▶ **MATERIAL SHOWN**:
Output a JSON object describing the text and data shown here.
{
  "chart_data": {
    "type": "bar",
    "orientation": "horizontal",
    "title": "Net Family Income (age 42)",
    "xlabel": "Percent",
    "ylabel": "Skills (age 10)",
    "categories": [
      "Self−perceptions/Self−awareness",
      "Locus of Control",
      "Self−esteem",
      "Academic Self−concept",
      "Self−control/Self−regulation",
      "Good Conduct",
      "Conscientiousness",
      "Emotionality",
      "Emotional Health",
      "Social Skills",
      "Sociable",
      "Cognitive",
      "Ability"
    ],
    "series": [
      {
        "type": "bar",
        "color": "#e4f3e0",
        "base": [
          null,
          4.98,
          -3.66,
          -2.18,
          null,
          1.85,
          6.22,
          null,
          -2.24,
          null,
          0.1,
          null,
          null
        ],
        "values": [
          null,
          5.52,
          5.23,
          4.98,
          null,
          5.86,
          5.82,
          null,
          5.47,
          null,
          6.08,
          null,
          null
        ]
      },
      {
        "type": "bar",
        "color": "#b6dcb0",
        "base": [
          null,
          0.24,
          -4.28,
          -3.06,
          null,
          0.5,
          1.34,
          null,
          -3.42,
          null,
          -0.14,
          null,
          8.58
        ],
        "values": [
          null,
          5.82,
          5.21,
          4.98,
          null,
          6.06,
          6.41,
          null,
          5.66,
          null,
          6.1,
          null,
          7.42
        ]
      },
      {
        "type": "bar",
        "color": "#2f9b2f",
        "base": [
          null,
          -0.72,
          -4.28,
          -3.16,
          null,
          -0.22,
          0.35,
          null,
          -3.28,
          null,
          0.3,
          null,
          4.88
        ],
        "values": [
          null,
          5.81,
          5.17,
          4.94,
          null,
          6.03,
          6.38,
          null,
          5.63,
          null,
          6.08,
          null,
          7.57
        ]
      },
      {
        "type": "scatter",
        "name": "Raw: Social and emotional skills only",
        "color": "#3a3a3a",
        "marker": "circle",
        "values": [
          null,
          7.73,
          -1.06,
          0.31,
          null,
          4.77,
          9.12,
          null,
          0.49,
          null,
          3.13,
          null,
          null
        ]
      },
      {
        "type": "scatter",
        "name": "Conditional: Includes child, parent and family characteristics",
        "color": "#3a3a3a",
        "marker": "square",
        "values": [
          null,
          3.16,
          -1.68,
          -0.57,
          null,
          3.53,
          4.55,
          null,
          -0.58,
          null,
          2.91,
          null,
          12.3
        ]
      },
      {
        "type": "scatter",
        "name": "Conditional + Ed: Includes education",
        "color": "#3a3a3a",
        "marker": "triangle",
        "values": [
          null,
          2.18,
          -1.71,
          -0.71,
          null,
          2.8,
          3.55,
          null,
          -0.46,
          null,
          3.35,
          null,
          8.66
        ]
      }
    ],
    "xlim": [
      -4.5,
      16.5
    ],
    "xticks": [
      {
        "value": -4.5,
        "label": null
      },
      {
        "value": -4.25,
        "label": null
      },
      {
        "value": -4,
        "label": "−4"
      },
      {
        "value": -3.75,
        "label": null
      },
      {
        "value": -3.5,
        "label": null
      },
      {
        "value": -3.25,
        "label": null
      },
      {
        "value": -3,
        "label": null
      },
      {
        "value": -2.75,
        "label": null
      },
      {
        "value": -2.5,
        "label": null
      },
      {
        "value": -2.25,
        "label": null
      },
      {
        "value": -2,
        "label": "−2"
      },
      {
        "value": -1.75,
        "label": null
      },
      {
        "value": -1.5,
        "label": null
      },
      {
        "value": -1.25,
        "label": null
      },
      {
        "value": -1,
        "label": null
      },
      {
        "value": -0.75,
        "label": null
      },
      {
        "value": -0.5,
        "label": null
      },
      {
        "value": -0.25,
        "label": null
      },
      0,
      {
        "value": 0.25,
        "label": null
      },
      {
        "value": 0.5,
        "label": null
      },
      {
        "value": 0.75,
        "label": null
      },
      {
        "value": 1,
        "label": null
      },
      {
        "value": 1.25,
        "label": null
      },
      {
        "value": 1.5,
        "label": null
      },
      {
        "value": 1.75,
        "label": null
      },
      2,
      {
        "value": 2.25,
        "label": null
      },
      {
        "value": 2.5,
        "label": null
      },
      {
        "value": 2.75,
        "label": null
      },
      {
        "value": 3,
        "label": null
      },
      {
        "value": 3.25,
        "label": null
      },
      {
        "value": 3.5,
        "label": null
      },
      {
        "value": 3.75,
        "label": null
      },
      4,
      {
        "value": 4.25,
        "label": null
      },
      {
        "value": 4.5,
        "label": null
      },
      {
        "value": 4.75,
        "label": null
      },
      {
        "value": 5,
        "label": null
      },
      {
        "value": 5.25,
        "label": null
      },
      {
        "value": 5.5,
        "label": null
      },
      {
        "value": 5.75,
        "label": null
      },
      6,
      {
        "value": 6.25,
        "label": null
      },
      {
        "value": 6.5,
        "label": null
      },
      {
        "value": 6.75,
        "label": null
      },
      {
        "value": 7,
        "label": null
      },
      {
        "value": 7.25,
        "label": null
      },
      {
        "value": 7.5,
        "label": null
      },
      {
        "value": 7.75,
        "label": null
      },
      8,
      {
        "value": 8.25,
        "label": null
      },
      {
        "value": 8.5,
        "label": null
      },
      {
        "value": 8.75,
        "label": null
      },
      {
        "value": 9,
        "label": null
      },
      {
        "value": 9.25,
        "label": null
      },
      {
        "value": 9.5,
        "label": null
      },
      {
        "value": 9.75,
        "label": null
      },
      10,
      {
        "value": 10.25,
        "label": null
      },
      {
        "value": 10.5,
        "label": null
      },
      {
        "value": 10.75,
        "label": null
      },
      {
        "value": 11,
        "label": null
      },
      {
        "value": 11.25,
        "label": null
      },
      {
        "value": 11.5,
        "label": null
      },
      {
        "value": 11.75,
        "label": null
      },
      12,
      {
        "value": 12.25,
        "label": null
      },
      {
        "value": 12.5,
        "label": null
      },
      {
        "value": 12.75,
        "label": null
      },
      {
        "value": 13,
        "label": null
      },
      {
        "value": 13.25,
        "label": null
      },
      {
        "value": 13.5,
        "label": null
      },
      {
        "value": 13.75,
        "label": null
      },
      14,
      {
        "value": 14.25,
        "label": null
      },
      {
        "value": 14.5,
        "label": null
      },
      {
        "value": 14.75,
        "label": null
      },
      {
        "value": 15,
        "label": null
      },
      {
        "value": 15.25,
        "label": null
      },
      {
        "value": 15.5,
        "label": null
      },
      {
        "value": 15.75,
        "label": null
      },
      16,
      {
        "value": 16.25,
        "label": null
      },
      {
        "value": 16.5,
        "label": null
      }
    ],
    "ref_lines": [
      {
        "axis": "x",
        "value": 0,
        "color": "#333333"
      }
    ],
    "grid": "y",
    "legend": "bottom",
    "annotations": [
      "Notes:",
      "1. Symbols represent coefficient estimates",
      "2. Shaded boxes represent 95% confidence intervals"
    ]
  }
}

▶ **TO DO**: Your task is to quote the listing above word for word.

▶ **EXERCISE SOLUTION**:
Output a JSON object describing the text and data shown here.
{
  "chart_data": {
    "type": "bar",
    "orientation": "horizontal",
    "title": "Net Family Income (age 42)",
    "xlabel": "Percent",
    "ylabel": "Skills (age 10)",
    "categories": [
      "Self−perceptions/Self−awareness",
      "Locus of Control",
      "Self−esteem",
      "Academic Self−concept",
      "Self−control/Self−regulation",
      "Good Conduct",
      "Conscientiousness",
      "Emotionality",
      "Emotional Health",
      "Social Skills",
      "Sociable",
      "Cognitive",
      "Ability"
    ],
    "series": [
      {
        "type": "bar",
        "color": "#e4f3e0",
        "base": [
          null,
          4.98,
          -3.66,
          -2.18,
          null,
          1.85,
          6.22,
          null,
          -2.24,
          null,
          0.1,
          null,
          null
        ],
        "values": [
          null,
          5.52,
          5.23,
          4.98,
          null,
          5.86,
          5.82,
          null,
          5.47,
          null,
          6.08,
          null,
          null
        ]
      },
      {
        "type": "bar",
        "color": "#b6dcb0",
        "base": [
          null,
          0.24,
          -4.28,
          -3.06,
          null,
          0.5,
          1.34,
          null,
          -3.42,
          null,
          -0.14,
          null,
          8.58
        ],
        "values": [
          null,
          5.82,
          5.21,
          4.98,
          null,
          6.06,
          6.41,
          null,
          5.66,
          null,
          6.1,
          null,
          7.42
        ]
      },
      {
        "type": "bar",
        "color": "#2f9b2f",
        "base": [
          null,
          -0.72,
          -4.28,
          -3.16,
          null,
          -0.22,
          0.35,
          null,
          -3.28,
          null,
          0.3,
          null,
          4.88
        ],
        "values": [
          null,
          5.81,
          5.17,
          4.94,
          null,
          6.03,
          6.38,
          null,
          5.63,
          null,
          6.08,
          null,
          7.57
        ]
      },
      {
        "type": "scatter",
        "name": "Raw: Social and emotional skills only",
        "color": "#3a3a3a",
        "marker": "circle",
        "values": [
          null,
          7.73,
          -1.06,
          0.31,
          null,
          4.77,
          9.12,
          null,
          0.49,
          null,
          3.13,
          null,
          null
        ]
      },
      {
        "type": "scatter",
        "name": "Conditional: Includes child, parent and family characteristics",
        "color": "#3a3a3a",
        "marker": "square",
        "values": [
          null,
          3.16,
          -1.68,
          -0.57,
          null,
          3.53,
          4.55,
          null,
          -0.58,
          null,
          2.91,
          null,
          12.3
        ]
      },
      {
        "type": "scatter",
        "name": "Conditional + Ed: Includes education",
        "color": "#3a3a3a",
        "marker": "triangle",
        "values": [
          null,
          2.18,
          -1.71,
          -0.71,
          null,
          2.8,
          3.55,
          null,
          -0.46,
          null,
          3.35,
          null,
          8.66
        ]
      }
    ],
    "xlim": [
      -4.5,
      16.5
    ],
    "xticks": [
      {
        "value": -4.5,
        "label": null
      },
      {
        "value": -4.25,
        "label": null
      },
      {
        "value": -4,
        "label": "−4"
      },
      {
        "value": -3.75,
        "label": null
      },
      {
        "value": -3.5,
        "label": null
      },
      {
        "value": -3.25,
        "label": null
      },
      {
        "value": -3,
        "label": null
      },
      {
        "value": -2.75,
        "label": null
      },
      {
        "value": -2.5,
        "label": null
      },
      {
        "value": -2.25,
        "label": null
      },
      {
        "value": -2,
        "label": "−2"
      },
      {
        "value": -1.75,
        "label": null
      },
      {
        "value": -1.5,
        "label": null
      },
      {
        "value": -1.25,
        "label": null
      },
      {
        "value": -1,
        "label": null
      },
      {
        "value": -0.75,
        "label": null
      },
      {
        "value": -0.5,
        "label": null
      },
      {
        "value": -0.25,
        "label": null
      },
      0,
      {
        "value": 0.25,
        "label": null
      },
      {
        "value": 0.5,
        "label": null
      },
      {
        "value": 0.75,
        "label": null
      },
      {
        "value": 1,
        "label": null
      },
      {
        "value": 1.25,
        "label": null
      },
      {
        "value": 1.5,
        "label": null
      },
      {
        "value": 1.75,
        "label": null
      },
      2,
      {
        "value": 2.25,
        "label": null
      },
      {
        "value": 2.5,
        "label": null
      },
      {
        "value": 2.75,
        "label": null
      },
      {
        "value": 3,
        "label": null
      },
      {
        "value": 3.25,
        "label": null
      },
      {
        "value": 3.5,
        "label": null
      },
      {
        "value": 3.75,
        "label": null
      },
      4,
      {
        "value": 4.25,
        "label": null
      },
      {
        "value": 4.5,
        "label": null
      },
      {
        "value": 4.75,
        "label": null
      },
      {
        "value": 5,
        "label": null
      },
      {
        "value": 5.25,
        "label": null
      },
      {
        "value": 5.5,
        "label": null
      },
      {
        "value": 5.75,
        "label": null
      },
      6,
      {
        "value": 6.25,
        "label": null
      },
      {
        "value": 6.5,
        "label": null
      },
      {
        "value": 6.75,
        "label": null
      },
      {
        "value": 7,
        "label": null
      },
      {
        "value": 7.25,
        "label": null
      },
      {
        "value": 7.5,
        "label": null
      },
      {
        "value": 7.75,
        "label": null
      },
      8,
      {
        "value": 8.25,
        "label": null
      },
      {
        "value": 8.5,
        "label": null
      },
      {
        "value": 8.75,
        "label": null
      },
      {
        "value": 9,
        "label": null
      },
      {
        "value": 9.25,
        "label": null
      },
      {
        "value": 9.5,
        "label": null
      },
      {
        "value": 9.75,
        "label": null
      },
      10,
      {
        "value": 10.25,
        "label": null
      },
      {
        "value": 10.5,
        "label": null
      },
      {
        "value": 10.75,
        "label": null
      },
      {
        "value": 11,
        "label": null
      },
      {
        "value": 11.25,
        "label": null
      },
      {
        "value": 11.5,
        "label": null
      },
      {
        "value": 11.75,
        "label": null
      },
      12,
      {
        "value": 12.25,
        "label": null
      },
      {
        "value": 12.5,
        "label": null
      },
      {
        "value": 12.75,
        "label": null
      },
      {
        "value": 13,
        "label": null
      },
      {
        "value": 13.25,
        "label": null
      },
      {
        "value": 13.5,
        "label": null
      },
      {
        "value": 13.75,
        "label": null
      },
      14,
      {
        "value": 14.25,
        "label": null
      },
      {
        "value": 14.5,
        "label": null
      },
      {
        "value": 14.75,
        "label": null
      },
      {
        "value": 15,
        "label": null
      },
      {
        "value": 15.25,
        "label": null
      },
      {
        "value": 15.5,
        "label": null
      },
      {
        "value": 15.75,
        "label": null
      },
      16,
      {
        "value": 16.25,
        "label": null
      },
      {
        "value": 16.5,
        "label": null
      }
    ],
    "ref_lines": [
      {
        "axis": "x",
        "value": 0,
        "color": "#333333"
      }
    ],
    "grid": "y",
    "legend": "bottom",
    "annotations": [
      "Notes:",
      "1. Symbols represent coefficient estimates",
      "2. Shaded boxes represent 95% confidence intervals"
    ]
  }
}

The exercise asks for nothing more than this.